■ EXERCISE GOAL: Report how many lines in the records hold the string "data"; give the number and nothing else.

[Extracted records]
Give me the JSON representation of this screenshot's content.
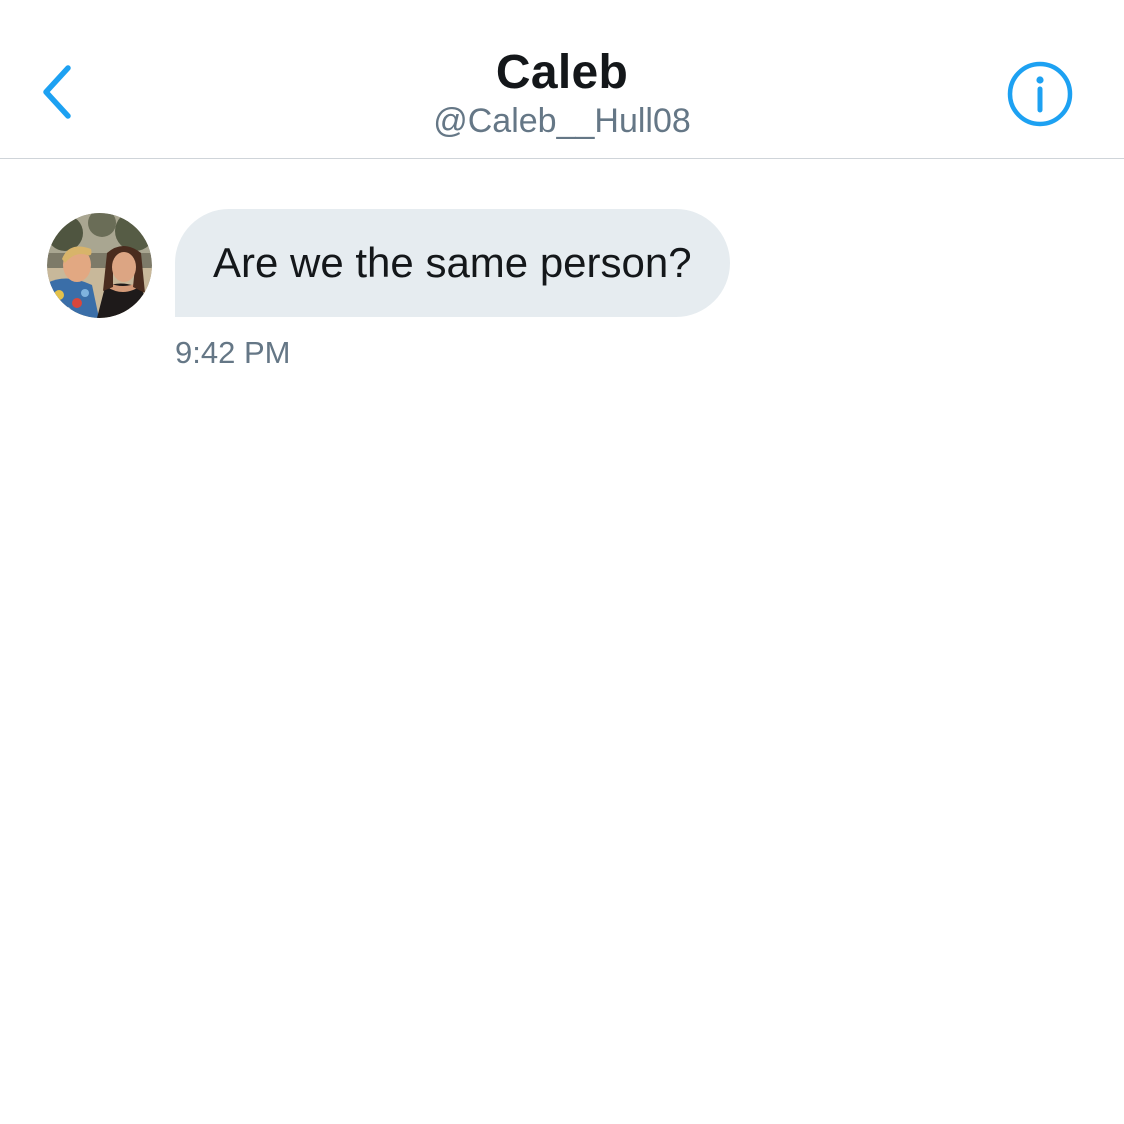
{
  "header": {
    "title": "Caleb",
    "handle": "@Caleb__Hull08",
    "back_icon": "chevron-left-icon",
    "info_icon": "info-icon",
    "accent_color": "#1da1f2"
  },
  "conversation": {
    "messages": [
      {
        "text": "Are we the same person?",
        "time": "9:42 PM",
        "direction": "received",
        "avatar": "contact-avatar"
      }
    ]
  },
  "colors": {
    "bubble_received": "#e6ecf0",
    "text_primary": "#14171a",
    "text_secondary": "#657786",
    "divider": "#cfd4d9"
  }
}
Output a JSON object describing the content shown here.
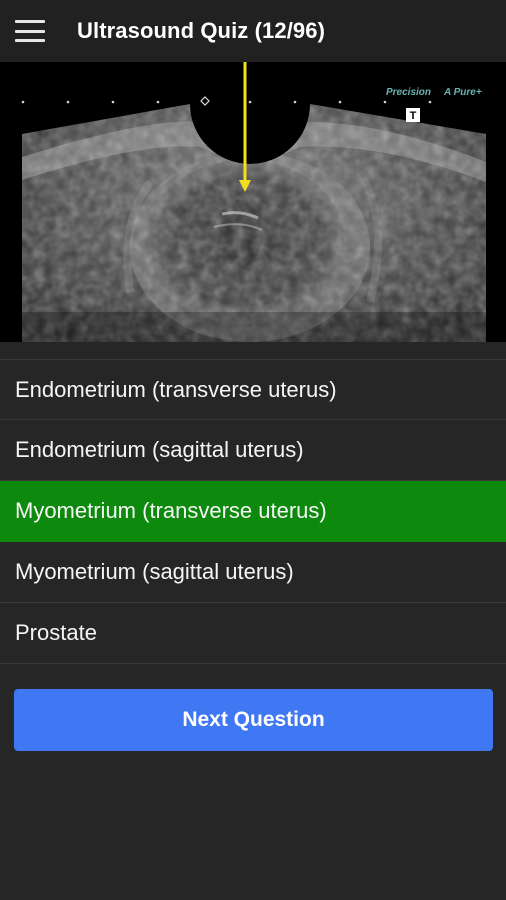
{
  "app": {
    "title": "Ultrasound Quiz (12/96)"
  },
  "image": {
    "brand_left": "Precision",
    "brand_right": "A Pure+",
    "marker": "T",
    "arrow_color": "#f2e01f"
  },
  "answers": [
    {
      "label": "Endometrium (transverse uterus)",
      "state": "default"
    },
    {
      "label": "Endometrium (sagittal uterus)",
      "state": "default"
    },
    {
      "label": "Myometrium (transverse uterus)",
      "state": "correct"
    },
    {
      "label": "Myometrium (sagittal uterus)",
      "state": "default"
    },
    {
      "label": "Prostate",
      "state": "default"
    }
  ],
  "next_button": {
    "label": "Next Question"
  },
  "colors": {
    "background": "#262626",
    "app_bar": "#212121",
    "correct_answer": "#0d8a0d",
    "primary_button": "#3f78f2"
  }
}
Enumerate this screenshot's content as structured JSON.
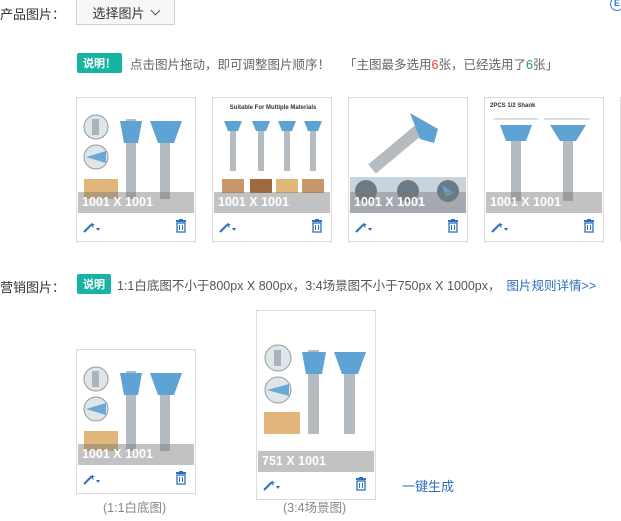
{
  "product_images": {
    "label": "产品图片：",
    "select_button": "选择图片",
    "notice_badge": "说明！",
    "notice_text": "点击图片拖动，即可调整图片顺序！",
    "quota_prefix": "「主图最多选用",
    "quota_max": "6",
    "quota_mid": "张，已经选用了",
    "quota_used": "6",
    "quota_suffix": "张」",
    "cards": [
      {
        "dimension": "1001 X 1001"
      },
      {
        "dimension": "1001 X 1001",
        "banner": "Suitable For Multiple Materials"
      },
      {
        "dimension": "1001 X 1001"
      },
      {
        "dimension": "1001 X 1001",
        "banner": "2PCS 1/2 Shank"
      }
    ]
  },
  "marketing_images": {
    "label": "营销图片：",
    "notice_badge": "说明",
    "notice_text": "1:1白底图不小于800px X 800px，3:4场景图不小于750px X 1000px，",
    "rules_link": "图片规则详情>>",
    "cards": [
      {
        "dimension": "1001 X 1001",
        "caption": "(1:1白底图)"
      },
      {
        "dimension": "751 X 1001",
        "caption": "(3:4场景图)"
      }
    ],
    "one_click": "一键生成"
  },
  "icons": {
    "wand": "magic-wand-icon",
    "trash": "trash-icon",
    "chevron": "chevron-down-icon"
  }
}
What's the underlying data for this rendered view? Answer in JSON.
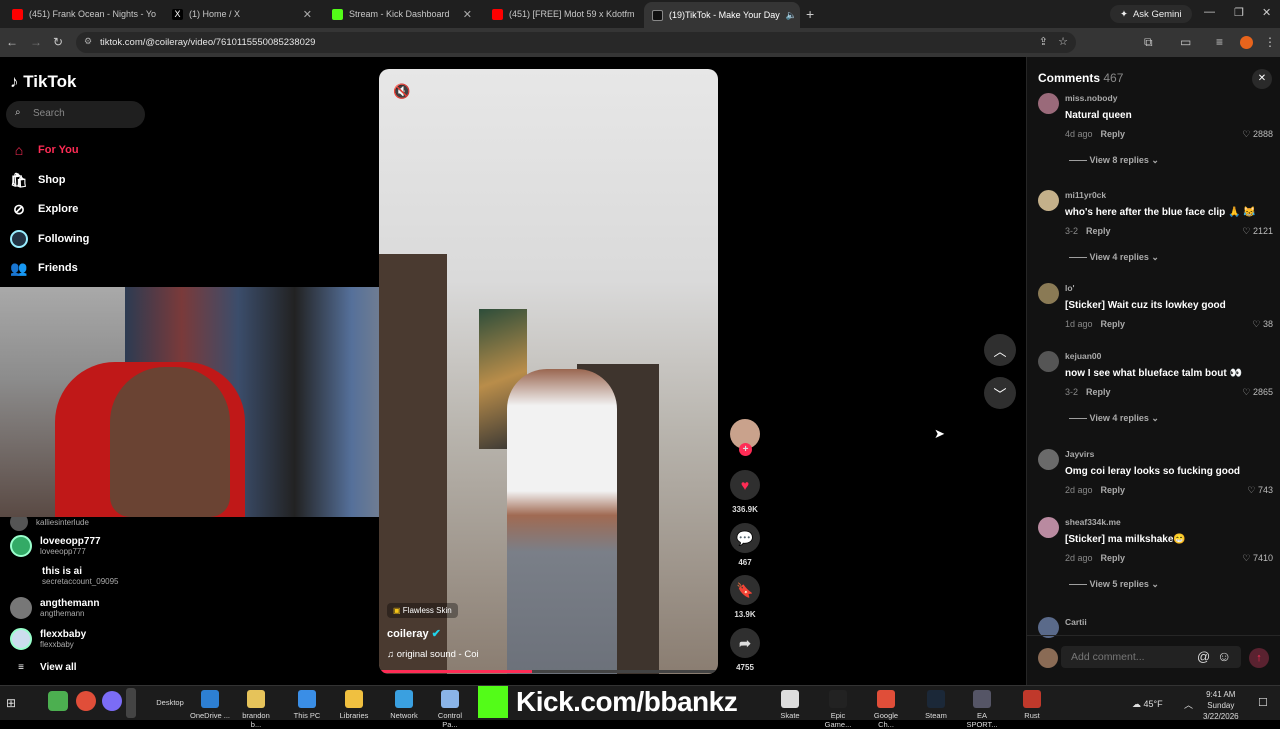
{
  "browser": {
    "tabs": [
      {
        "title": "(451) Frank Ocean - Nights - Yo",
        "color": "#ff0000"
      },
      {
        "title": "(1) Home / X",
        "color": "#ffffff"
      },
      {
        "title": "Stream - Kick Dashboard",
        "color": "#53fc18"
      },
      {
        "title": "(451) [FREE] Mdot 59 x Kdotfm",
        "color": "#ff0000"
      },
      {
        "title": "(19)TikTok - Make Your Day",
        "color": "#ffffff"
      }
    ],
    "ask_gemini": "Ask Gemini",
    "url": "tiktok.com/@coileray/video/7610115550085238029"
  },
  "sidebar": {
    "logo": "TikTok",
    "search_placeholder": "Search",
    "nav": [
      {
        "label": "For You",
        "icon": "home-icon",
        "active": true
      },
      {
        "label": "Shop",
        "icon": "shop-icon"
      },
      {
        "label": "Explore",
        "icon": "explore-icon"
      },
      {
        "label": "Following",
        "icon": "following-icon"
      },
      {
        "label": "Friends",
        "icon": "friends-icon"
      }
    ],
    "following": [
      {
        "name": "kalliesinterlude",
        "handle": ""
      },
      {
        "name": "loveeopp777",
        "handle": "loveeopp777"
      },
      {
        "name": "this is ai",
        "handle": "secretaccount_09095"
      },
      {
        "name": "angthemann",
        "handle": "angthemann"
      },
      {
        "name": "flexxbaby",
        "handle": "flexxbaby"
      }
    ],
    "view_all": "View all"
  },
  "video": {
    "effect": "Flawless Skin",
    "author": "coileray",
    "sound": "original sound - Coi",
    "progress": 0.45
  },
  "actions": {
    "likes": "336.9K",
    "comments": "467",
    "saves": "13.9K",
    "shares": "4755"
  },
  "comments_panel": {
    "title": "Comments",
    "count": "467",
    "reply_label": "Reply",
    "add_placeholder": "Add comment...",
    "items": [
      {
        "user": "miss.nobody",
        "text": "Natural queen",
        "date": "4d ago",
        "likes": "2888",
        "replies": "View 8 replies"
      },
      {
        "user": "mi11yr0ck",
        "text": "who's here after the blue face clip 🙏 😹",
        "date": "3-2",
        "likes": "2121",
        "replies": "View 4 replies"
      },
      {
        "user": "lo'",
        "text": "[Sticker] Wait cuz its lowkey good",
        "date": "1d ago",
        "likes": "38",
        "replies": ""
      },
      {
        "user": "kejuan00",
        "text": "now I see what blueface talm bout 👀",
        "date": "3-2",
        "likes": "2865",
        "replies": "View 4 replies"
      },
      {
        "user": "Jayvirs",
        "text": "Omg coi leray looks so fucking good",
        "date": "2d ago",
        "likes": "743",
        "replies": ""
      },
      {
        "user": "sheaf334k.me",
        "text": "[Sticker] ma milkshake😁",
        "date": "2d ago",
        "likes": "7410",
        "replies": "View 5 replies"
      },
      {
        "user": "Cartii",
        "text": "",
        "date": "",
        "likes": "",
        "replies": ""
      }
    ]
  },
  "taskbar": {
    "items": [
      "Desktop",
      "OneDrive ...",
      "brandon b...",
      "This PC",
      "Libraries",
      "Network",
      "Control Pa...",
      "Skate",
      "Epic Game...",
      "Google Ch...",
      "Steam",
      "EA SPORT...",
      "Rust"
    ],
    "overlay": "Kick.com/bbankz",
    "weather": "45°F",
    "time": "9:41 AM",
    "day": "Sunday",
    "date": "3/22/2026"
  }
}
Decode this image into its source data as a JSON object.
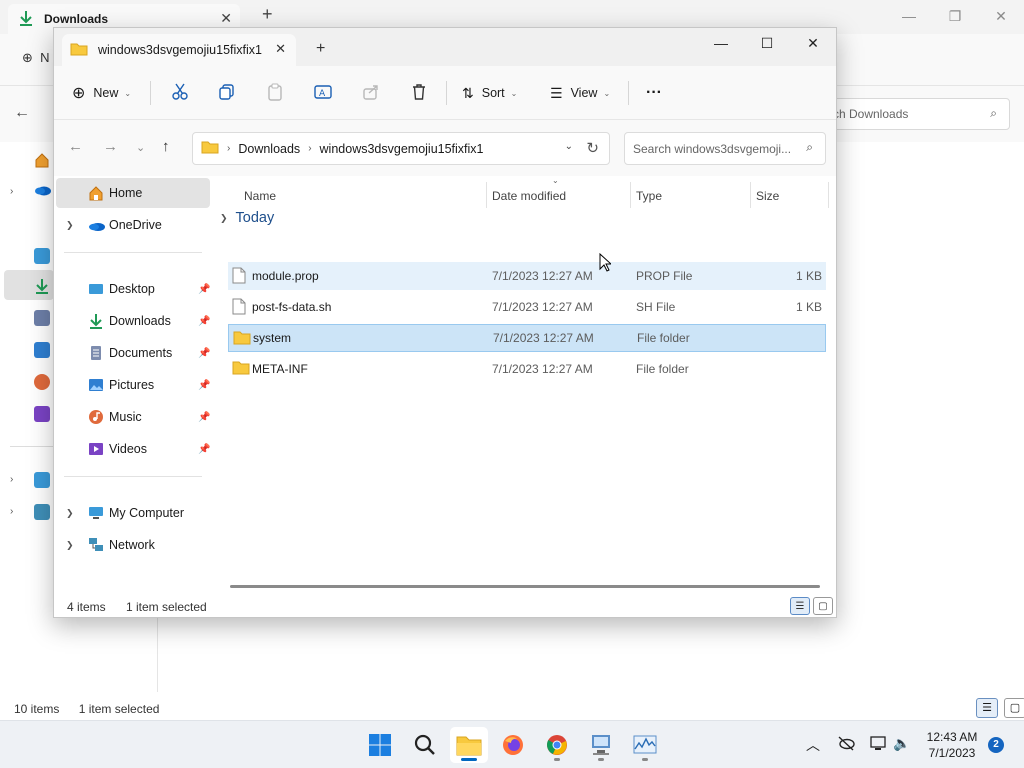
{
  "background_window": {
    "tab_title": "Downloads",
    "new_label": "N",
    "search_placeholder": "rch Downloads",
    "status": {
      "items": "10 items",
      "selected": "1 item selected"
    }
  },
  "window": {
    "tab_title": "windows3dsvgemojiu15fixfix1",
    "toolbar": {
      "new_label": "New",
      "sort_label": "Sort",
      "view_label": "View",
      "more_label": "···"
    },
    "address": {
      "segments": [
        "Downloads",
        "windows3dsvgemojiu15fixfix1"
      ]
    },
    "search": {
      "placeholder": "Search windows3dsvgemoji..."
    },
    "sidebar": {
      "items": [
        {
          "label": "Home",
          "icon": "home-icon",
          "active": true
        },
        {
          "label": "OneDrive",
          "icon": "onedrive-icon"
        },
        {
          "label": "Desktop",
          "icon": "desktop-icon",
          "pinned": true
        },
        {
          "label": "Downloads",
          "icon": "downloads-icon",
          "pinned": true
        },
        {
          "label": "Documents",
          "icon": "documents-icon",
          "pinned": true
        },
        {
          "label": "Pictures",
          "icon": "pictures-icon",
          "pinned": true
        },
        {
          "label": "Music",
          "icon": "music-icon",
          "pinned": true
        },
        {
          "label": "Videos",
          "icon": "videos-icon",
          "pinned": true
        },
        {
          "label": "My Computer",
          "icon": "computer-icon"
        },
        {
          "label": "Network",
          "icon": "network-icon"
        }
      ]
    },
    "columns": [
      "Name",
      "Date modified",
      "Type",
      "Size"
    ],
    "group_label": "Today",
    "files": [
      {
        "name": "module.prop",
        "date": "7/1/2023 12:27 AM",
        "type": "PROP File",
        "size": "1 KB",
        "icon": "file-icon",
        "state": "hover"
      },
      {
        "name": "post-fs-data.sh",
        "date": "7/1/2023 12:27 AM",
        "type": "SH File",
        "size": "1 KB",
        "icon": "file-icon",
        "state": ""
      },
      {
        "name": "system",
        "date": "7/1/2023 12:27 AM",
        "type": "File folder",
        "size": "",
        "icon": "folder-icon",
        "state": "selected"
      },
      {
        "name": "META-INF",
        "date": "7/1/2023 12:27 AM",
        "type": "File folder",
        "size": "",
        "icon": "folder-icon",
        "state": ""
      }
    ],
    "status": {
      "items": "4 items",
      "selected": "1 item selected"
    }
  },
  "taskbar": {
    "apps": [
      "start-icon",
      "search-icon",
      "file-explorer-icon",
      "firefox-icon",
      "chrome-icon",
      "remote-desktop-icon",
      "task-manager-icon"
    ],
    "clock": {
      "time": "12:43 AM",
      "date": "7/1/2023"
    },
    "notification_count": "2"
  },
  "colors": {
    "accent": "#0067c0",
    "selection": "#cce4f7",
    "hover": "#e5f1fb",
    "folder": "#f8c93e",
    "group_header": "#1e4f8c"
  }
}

■ RESULT OF THIS EXERCISE: 3